======== MATERIALS PROVIDED

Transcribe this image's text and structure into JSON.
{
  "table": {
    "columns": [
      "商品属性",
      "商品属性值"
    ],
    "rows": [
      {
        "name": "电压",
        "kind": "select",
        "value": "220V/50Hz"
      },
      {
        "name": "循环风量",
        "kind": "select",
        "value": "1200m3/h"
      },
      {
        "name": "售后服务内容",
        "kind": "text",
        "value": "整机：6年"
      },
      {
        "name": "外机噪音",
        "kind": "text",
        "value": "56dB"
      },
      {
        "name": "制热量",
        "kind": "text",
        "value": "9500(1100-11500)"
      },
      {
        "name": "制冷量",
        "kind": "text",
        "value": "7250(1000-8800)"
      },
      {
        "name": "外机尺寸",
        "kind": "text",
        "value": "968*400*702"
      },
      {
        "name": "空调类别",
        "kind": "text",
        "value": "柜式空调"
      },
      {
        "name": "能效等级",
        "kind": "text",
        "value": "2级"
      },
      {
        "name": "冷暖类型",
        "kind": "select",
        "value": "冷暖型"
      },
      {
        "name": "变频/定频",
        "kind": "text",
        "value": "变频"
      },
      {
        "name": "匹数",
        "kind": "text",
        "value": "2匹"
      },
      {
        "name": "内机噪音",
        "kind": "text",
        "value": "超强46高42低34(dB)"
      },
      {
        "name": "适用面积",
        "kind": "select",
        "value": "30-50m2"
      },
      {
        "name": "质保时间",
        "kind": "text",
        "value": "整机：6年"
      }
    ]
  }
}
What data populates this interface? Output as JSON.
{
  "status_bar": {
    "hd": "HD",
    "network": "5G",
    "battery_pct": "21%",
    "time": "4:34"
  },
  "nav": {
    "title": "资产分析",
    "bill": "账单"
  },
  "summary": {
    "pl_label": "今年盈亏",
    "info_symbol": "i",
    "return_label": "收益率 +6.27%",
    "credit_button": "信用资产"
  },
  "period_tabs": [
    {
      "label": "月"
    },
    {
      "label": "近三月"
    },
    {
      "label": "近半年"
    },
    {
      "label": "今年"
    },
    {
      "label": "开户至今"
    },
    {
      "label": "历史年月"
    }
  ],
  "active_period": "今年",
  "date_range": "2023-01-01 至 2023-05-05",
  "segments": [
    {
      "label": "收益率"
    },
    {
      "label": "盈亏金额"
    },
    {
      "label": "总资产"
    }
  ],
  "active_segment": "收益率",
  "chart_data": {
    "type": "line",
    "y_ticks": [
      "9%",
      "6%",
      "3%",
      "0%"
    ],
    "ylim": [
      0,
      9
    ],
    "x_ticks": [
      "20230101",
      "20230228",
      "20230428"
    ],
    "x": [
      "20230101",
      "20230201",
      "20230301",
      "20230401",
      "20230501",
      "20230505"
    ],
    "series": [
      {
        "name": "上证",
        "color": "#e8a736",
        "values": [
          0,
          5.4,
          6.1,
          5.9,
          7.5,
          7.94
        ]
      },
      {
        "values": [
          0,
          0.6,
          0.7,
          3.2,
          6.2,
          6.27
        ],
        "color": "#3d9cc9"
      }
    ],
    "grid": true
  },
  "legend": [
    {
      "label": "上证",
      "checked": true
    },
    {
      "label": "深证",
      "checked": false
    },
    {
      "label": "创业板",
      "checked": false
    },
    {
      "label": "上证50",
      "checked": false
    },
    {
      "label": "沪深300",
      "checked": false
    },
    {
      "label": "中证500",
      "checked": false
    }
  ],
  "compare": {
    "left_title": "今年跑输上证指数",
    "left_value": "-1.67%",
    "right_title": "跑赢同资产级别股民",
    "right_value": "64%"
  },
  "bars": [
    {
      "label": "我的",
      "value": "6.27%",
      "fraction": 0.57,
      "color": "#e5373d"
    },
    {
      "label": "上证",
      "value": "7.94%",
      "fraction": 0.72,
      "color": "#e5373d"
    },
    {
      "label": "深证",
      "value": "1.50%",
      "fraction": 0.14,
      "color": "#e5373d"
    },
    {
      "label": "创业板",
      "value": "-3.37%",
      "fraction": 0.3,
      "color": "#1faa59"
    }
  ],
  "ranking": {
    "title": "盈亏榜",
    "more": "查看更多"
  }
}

================

From the entries above, extract each line containing "JSON".

» **RESULT OF THE TASK**
Transcribe this image's text and structure into JSON.
What data populates this interface? Output as JSON.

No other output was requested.